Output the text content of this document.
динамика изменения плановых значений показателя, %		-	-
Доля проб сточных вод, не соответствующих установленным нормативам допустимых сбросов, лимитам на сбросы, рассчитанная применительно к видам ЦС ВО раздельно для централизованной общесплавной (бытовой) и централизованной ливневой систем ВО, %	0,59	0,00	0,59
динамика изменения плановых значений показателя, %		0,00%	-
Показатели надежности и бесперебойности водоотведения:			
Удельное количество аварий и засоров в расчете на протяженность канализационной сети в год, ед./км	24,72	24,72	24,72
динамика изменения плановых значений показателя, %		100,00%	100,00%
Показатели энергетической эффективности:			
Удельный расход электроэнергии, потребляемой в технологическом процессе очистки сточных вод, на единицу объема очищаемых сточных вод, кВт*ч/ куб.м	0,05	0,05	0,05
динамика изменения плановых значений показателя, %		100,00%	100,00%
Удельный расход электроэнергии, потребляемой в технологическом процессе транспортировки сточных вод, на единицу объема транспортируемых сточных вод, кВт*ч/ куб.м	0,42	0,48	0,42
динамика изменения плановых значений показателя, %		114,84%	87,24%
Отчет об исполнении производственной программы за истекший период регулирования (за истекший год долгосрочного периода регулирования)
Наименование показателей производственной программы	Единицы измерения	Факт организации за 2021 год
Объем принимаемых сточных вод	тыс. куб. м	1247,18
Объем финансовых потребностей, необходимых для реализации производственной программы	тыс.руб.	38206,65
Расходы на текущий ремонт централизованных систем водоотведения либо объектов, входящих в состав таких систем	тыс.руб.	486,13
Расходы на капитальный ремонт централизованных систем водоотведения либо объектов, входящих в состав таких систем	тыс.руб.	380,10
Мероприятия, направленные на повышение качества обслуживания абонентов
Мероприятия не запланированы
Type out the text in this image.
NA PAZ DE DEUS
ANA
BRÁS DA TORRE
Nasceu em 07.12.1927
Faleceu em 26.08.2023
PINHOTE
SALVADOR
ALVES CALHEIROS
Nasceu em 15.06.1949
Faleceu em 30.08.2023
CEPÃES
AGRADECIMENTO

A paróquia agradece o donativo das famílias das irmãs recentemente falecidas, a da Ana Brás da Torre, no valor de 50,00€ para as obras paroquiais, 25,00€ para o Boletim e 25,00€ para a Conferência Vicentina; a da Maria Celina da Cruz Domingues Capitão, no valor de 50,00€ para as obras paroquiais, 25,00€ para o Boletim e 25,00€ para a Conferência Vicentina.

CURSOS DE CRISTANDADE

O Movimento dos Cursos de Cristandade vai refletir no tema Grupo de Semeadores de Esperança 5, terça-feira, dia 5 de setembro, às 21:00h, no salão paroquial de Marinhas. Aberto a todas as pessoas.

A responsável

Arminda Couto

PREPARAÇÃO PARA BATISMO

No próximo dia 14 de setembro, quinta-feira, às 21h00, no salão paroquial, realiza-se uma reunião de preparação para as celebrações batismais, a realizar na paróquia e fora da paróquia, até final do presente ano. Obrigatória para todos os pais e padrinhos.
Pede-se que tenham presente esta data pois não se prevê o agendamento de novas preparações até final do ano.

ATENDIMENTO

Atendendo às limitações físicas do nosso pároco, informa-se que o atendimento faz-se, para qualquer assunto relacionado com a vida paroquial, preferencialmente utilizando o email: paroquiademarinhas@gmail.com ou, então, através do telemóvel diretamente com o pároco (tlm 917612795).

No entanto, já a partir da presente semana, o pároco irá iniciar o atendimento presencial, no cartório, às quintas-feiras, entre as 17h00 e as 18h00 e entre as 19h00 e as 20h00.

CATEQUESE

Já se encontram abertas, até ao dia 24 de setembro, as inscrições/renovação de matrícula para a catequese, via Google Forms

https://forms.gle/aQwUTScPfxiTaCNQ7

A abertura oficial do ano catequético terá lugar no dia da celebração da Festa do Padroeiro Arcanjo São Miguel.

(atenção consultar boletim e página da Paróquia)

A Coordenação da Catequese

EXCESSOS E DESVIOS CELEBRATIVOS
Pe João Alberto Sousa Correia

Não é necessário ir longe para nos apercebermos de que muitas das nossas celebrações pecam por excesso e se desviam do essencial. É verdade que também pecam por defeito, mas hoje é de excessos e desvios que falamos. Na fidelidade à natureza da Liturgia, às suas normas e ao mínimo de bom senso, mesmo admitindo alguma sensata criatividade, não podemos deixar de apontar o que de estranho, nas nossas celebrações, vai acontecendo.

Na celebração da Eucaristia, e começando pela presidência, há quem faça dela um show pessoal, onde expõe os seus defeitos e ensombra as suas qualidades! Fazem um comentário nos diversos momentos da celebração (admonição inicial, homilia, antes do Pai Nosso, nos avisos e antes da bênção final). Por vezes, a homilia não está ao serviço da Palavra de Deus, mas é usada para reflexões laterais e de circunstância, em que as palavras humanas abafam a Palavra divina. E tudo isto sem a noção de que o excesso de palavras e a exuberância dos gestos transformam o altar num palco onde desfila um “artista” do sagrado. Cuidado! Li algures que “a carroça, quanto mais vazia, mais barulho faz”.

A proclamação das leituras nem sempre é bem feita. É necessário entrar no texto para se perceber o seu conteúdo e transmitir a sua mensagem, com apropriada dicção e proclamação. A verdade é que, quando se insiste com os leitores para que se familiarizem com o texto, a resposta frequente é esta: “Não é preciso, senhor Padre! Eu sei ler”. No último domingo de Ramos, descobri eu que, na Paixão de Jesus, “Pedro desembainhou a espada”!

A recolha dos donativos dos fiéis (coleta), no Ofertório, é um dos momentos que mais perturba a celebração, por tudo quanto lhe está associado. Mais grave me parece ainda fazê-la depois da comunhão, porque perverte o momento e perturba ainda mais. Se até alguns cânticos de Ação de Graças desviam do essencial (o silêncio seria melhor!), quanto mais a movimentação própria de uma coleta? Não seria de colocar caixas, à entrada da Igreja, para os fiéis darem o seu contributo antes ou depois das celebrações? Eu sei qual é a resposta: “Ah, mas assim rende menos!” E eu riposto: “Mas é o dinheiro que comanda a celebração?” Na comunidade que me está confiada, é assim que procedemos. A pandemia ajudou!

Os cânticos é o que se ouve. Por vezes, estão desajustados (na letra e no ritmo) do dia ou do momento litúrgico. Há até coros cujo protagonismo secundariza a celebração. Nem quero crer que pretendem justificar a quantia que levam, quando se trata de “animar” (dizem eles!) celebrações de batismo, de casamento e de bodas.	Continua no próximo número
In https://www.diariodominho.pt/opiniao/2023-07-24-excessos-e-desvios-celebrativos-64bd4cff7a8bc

◇ ◇ ◇ ◇

→ **WRITTEN PROBLEM**
Quote the data above in full, changing nothing.

→ **SOLUTION FOR THIS TASK**
Output the text content of this document.
динамика изменения плановых значений показателя, %		-	-
Доля проб сточных вод, не соответствующих установленным нормативам допустимых сбросов, лимитам на сбросы, рассчитанная применительно к видам ЦС ВО раздельно для централизованной общесплавной (бытовой) и централизованной ливневой систем ВО, %	0,59	0,00	0,59
динамика изменения плановых значений показателя, %		0,00%	-
Показатели надежности и бесперебойности водоотведения:			
Удельное количество аварий и засоров в расчете на протяженность канализационной сети в год, ед./км	24,72	24,72	24,72
динамика изменения плановых значений показателя, %		100,00%	100,00%
Показатели энергетической эффективности:			
Удельный расход электроэнергии, потребляемой в технологическом процессе очистки сточных вод, на единицу объема очищаемых сточных вод, кВт*ч/ куб.м	0,05	0,05	0,05
динамика изменения плановых значений показателя, %		100,00%	100,00%
Удельный расход электроэнергии, потребляемой в технологическом процессе транспортировки сточных вод, на единицу объема транспортируемых сточных вод, кВт*ч/ куб.м	0,42	0,48	0,42
динамика изменения плановых значений показателя, %		114,84%	87,24%
Отчет об исполнении производственной программы за истекший период регулирования (за истекший год долгосрочного периода регулирования)
Наименование показателей производственной программы	Единицы измерения	Факт организации за 2021 год
Объем принимаемых сточных вод	тыс. куб. м	1247,18
Объем финансовых потребностей, необходимых для реализации производственной программы	тыс.руб.	38206,65
Расходы на текущий ремонт централизованных систем водоотведения либо объектов, входящих в состав таких систем	тыс.руб.	486,13
Расходы на капитальный ремонт централизованных систем водоотведения либо объектов, входящих в состав таких систем	тыс.руб.	380,10
Мероприятия, направленные на повышение качества обслуживания абонентов
Мероприятия не запланированы
Type out the text in this image.
NA PAZ DE DEUS
ANA
BRÁS DA TORRE
Nasceu em 07.12.1927
Faleceu em 26.08.2023
PINHOTE
SALVADOR
ALVES CALHEIROS
Nasceu em 15.06.1949
Faleceu em 30.08.2023
CEPÃES
AGRADECIMENTO

A paróquia agradece o donativo das famílias das irmãs recentemente falecidas, a da Ana Brás da Torre, no valor de 50,00€ para as obras paroquiais, 25,00€ para o Boletim e 25,00€ para a Conferência Vicentina; a da Maria Celina da Cruz Domingues Capitão, no valor de 50,00€ para as obras paroquiais, 25,00€ para o Boletim e 25,00€ para a Conferência Vicentina.

CURSOS DE CRISTANDADE

O Movimento dos Cursos de Cristandade vai refletir no tema Grupo de Semeadores de Esperança 5, terça-feira, dia 5 de setembro, às 21:00h, no salão paroquial de Marinhas. Aberto a todas as pessoas.

A responsável

Arminda Couto

PREPARAÇÃO PARA BATISMO

No próximo dia 14 de setembro, quinta-feira, às 21h00, no salão paroquial, realiza-se uma reunião de preparação para as celebrações batismais, a realizar na paróquia e fora da paróquia, até final do presente ano. Obrigatória para todos os pais e padrinhos.
Pede-se que tenham presente esta data pois não se prevê o agendamento de novas preparações até final do ano.

ATENDIMENTO

Atendendo às limitações físicas do nosso pároco, informa-se que o atendimento faz-se, para qualquer assunto relacionado com a vida paroquial, preferencialmente utilizando o email: paroquiademarinhas@gmail.com ou, então, através do telemóvel diretamente com o pároco (tlm 917612795).

No entanto, já a partir da presente semana, o pároco irá iniciar o atendimento presencial, no cartório, às quintas-feiras, entre as 17h00 e as 18h00 e entre as 19h00 e as 20h00.

CATEQUESE

Já se encontram abertas, até ao dia 24 de setembro, as inscrições/renovação de matrícula para a catequese, via Google Forms

https://forms.gle/aQwUTScPfxiTaCNQ7

A abertura oficial do ano catequético terá lugar no dia da celebração da Festa do Padroeiro Arcanjo São Miguel.

(atenção consultar boletim e página da Paróquia)

A Coordenação da Catequese

EXCESSOS E DESVIOS CELEBRATIVOS
Pe João Alberto Sousa Correia

Não é necessário ir longe para nos apercebermos de que muitas das nossas celebrações pecam por excesso e se desviam do essencial. É verdade que também pecam por defeito, mas hoje é de excessos e desvios que falamos. Na fidelidade à natureza da Liturgia, às suas normas e ao mínimo de bom senso, mesmo admitindo alguma sensata criatividade, não podemos deixar de apontar o que de estranho, nas nossas celebrações, vai acontecendo.

Na celebração da Eucaristia, e começando pela presidência, há quem faça dela um show pessoal, onde expõe os seus defeitos e ensombra as suas qualidades! Fazem um comentário nos diversos momentos da celebração (admonição inicial, homilia, antes do Pai Nosso, nos avisos e antes da bênção final). Por vezes, a homilia não está ao serviço da Palavra de Deus, mas é usada para reflexões laterais e de circunstância, em que as palavras humanas abafam a Palavra divina. E tudo isto sem a noção de que o excesso de palavras e a exuberância dos gestos transformam o altar num palco onde desfila um “artista” do sagrado. Cuidado! Li algures que “a carroça, quanto mais vazia, mais barulho faz”.

A proclamação das leituras nem sempre é bem feita. É necessário entrar no texto para se perceber o seu conteúdo e transmitir a sua mensagem, com apropriada dicção e proclamação. A verdade é que, quando se insiste com os leitores para que se familiarizem com o texto, a resposta frequente é esta: “Não é preciso, senhor Padre! Eu sei ler”. No último domingo de Ramos, descobri eu que, na Paixão de Jesus, “Pedro desembainhou a espada”!

A recolha dos donativos dos fiéis (coleta), no Ofertório, é um dos momentos que mais perturba a celebração, por tudo quanto lhe está associado. Mais grave me parece ainda fazê-la depois da comunhão, porque perverte o momento e perturba ainda mais. Se até alguns cânticos de Ação de Graças desviam do essencial (o silêncio seria melhor!), quanto mais a movimentação própria de uma coleta? Não seria de colocar caixas, à entrada da Igreja, para os fiéis darem o seu contributo antes ou depois das celebrações? Eu sei qual é a resposta: “Ah, mas assim rende menos!” E eu riposto: “Mas é o dinheiro que comanda a celebração?” Na comunidade que me está confiada, é assim que procedemos. A pandemia ajudou!

Os cânticos é o que se ouve. Por vezes, estão desajustados (na letra e no ritmo) do dia ou do momento litúrgico. Há até coros cujo protagonismo secundariza a celebração. Nem quero crer que pretendem justificar a quantia que levam, quando se trata de “animar” (dizem eles!) celebrações de batismo, de casamento e de bodas.	Continua no próximo número
In https://www.diariodominho.pt/opiniao/2023-07-24-excessos-e-desvios-celebrativos-64bd4cff7a8bc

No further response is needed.